[Layout coordinate data]
..........
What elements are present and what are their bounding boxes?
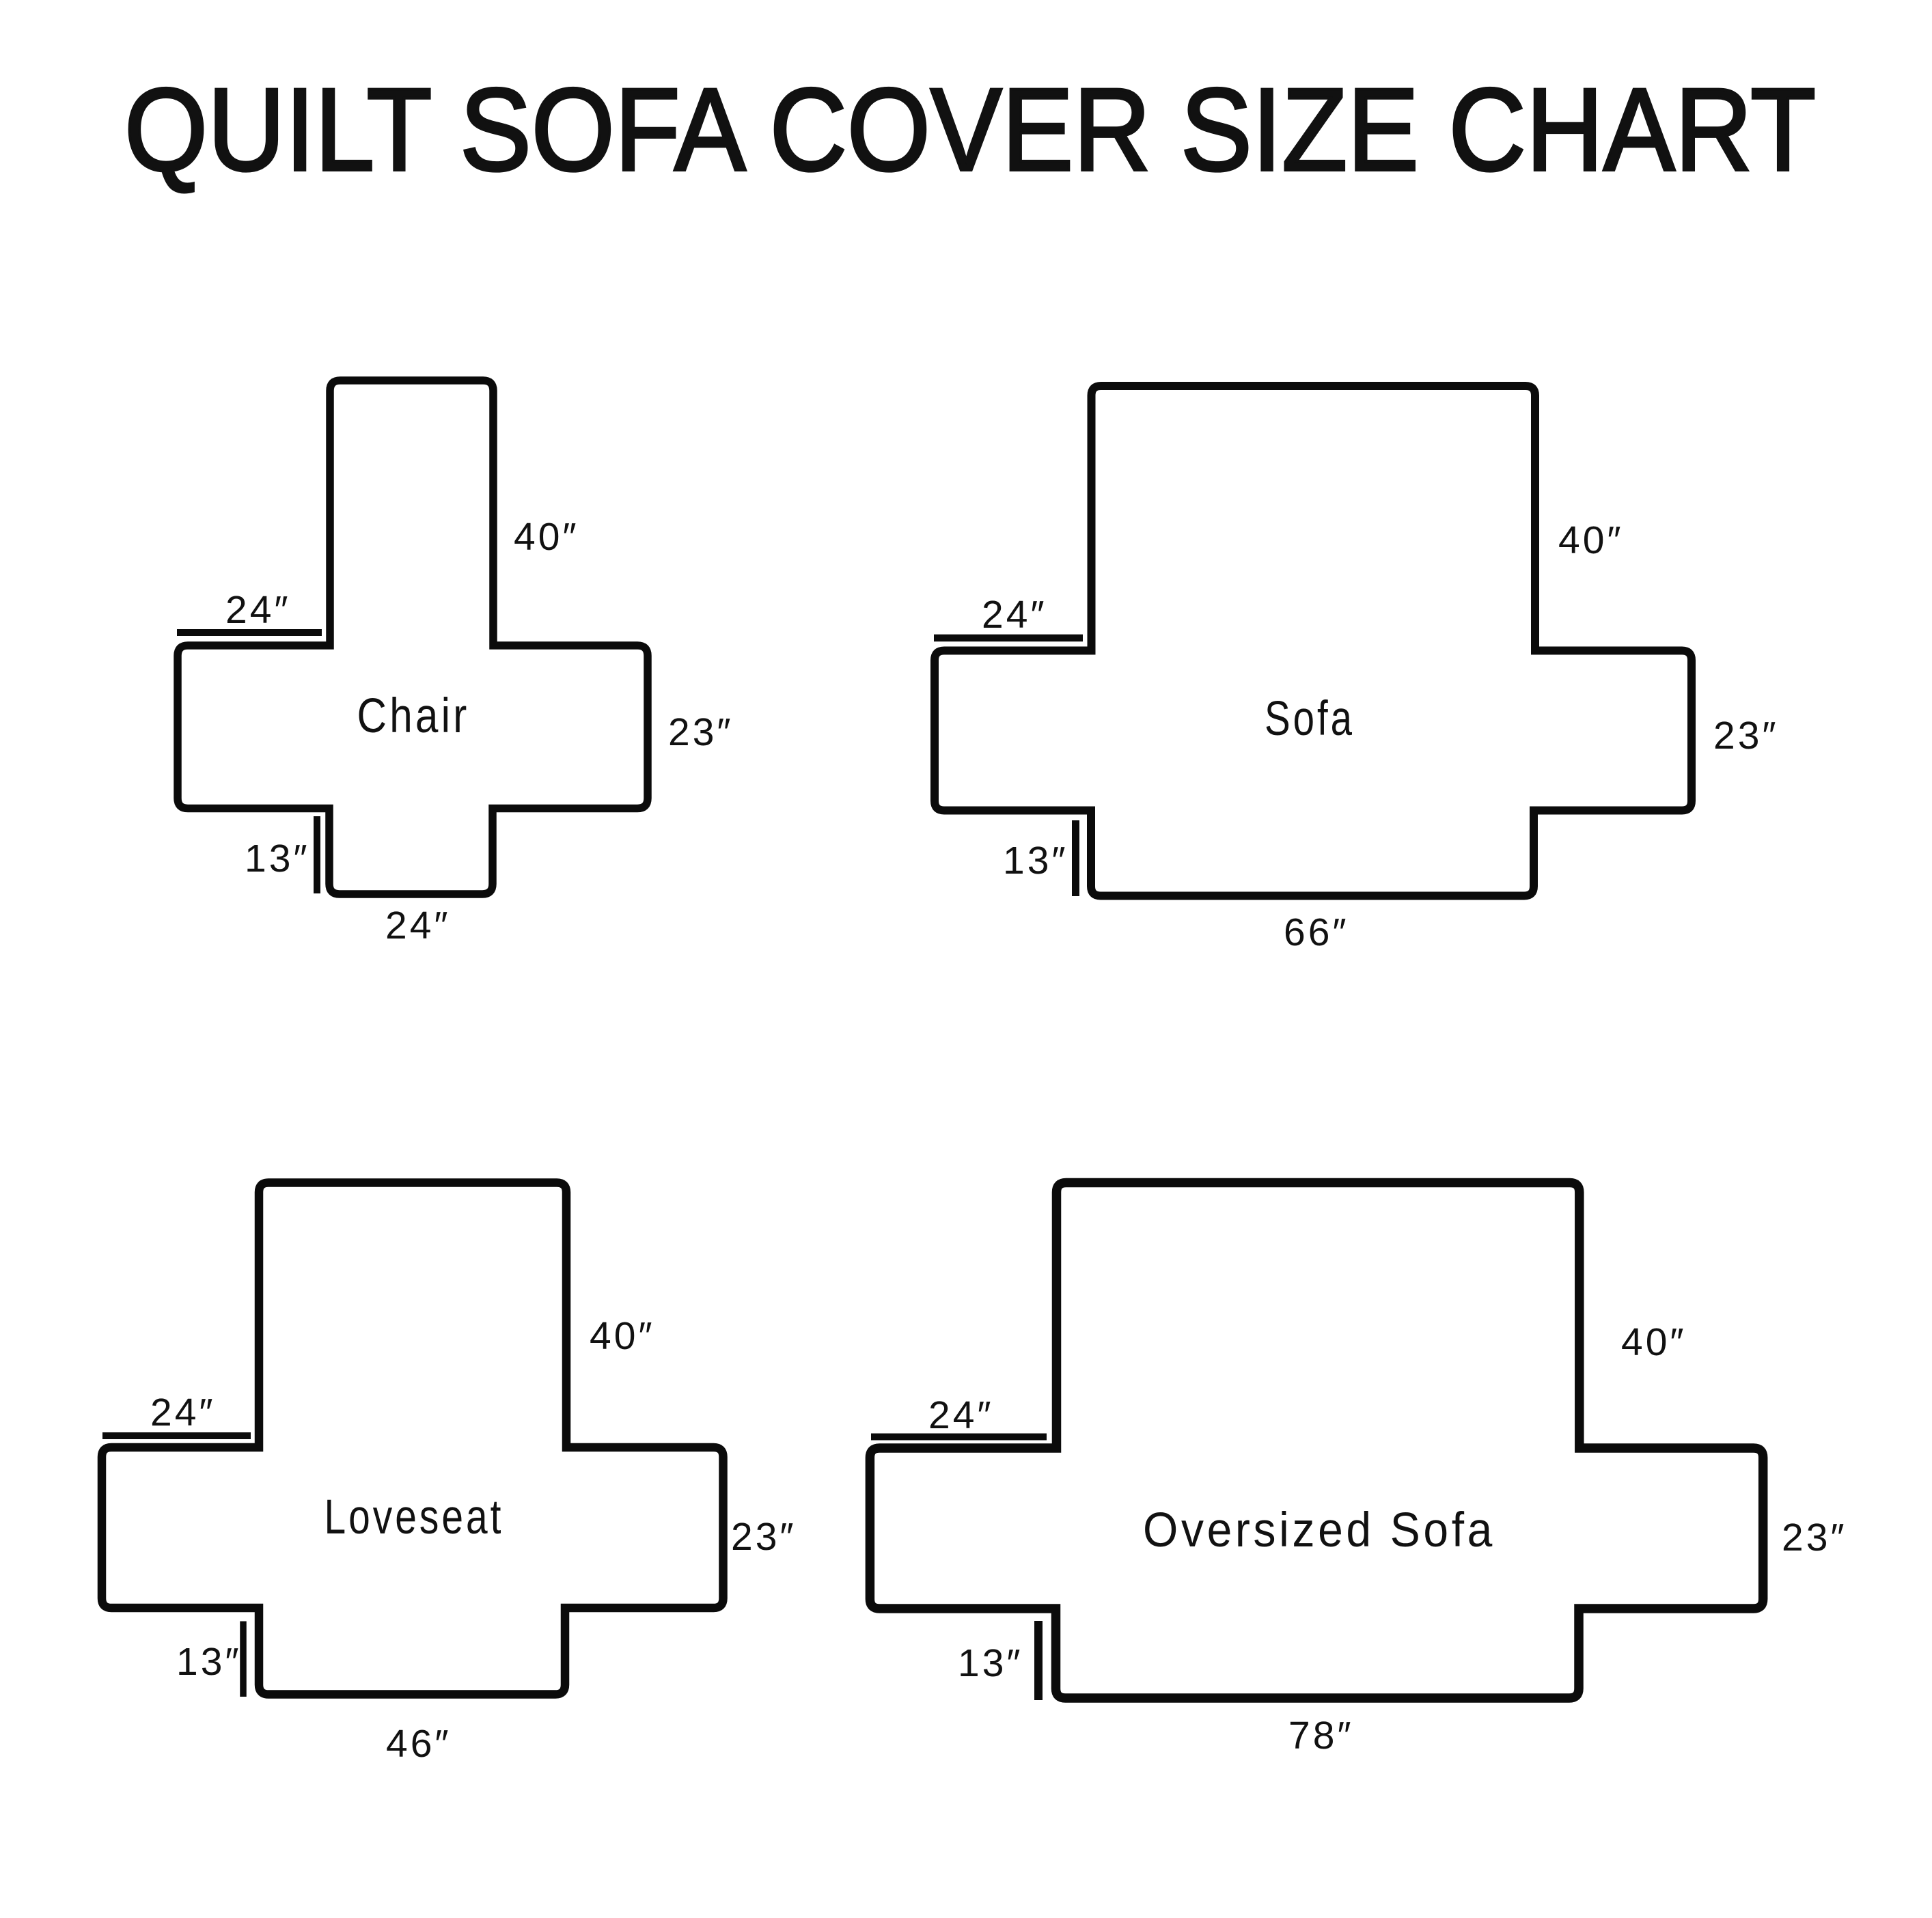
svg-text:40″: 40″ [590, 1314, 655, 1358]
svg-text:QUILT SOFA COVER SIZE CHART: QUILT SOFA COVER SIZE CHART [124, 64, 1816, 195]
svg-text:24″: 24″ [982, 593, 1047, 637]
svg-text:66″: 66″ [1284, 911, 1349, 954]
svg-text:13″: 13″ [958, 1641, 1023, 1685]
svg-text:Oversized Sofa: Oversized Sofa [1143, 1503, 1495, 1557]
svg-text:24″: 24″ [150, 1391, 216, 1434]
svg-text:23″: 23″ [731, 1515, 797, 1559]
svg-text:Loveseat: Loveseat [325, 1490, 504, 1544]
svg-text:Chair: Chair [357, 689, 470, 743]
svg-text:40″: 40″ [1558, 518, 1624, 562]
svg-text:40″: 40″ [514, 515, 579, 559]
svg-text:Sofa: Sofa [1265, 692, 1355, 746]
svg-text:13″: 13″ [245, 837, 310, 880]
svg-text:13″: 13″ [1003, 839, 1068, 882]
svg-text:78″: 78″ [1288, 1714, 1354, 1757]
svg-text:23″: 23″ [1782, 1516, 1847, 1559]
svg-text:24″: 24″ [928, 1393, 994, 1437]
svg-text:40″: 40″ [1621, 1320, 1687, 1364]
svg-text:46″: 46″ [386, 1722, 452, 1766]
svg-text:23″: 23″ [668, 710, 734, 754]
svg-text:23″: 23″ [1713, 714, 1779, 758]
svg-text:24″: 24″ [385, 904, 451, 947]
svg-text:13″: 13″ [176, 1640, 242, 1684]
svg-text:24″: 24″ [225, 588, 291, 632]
..........
TO DO —
Output the lines above as a JSON list of strings, one per line, skipping blank lines and leaving out the picture.

TASK OUTPUT —
[
  "What elements are present and what are their bounding boxes?",
  "svg-text:40″: 40″ [590, 1314, 655, 1358]",
  "svg-text:QUILT SOFA COVER SIZE CHART: QUILT SOFA COVER SIZE CHART [124, 64, 1816, 195]",
  "svg-text:24″: 24″ [982, 593, 1047, 637]",
  "svg-text:66″: 66″ [1284, 911, 1349, 954]",
  "svg-text:13″: 13″ [958, 1641, 1023, 1685]",
  "svg-text:Oversized Sofa: Oversized Sofa [1143, 1503, 1495, 1557]",
  "svg-text:24″: 24″ [150, 1391, 216, 1434]",
  "svg-text:23″: 23″ [731, 1515, 797, 1559]",
  "svg-text:Loveseat: Loveseat [325, 1490, 504, 1544]",
  "svg-text:Chair: Chair [357, 689, 470, 743]",
  "svg-text:40″: 40″ [1558, 518, 1624, 562]",
  "svg-text:40″: 40″ [514, 515, 579, 559]",
  "svg-text:Sofa: Sofa [1265, 692, 1355, 746]",
  "svg-text:13″: 13″ [245, 837, 310, 880]",
  "svg-text:13″: 13″ [1003, 839, 1068, 882]",
  "svg-text:78″: 78″ [1288, 1714, 1354, 1757]",
  "svg-text:23″: 23″ [1782, 1516, 1847, 1559]",
  "svg-text:24″: 24″ [928, 1393, 994, 1437]",
  "svg-text:40″: 40″ [1621, 1320, 1687, 1364]",
  "svg-text:46″: 46″ [386, 1722, 452, 1766]",
  "svg-text:23″: 23″ [668, 710, 734, 754]",
  "svg-text:23″: 23″ [1713, 714, 1779, 758]",
  "svg-text:24″: 24″ [385, 904, 451, 947]",
  "svg-text:13″: 13″ [176, 1640, 242, 1684]",
  "svg-text:24″: 24″ [225, 588, 291, 632]"
]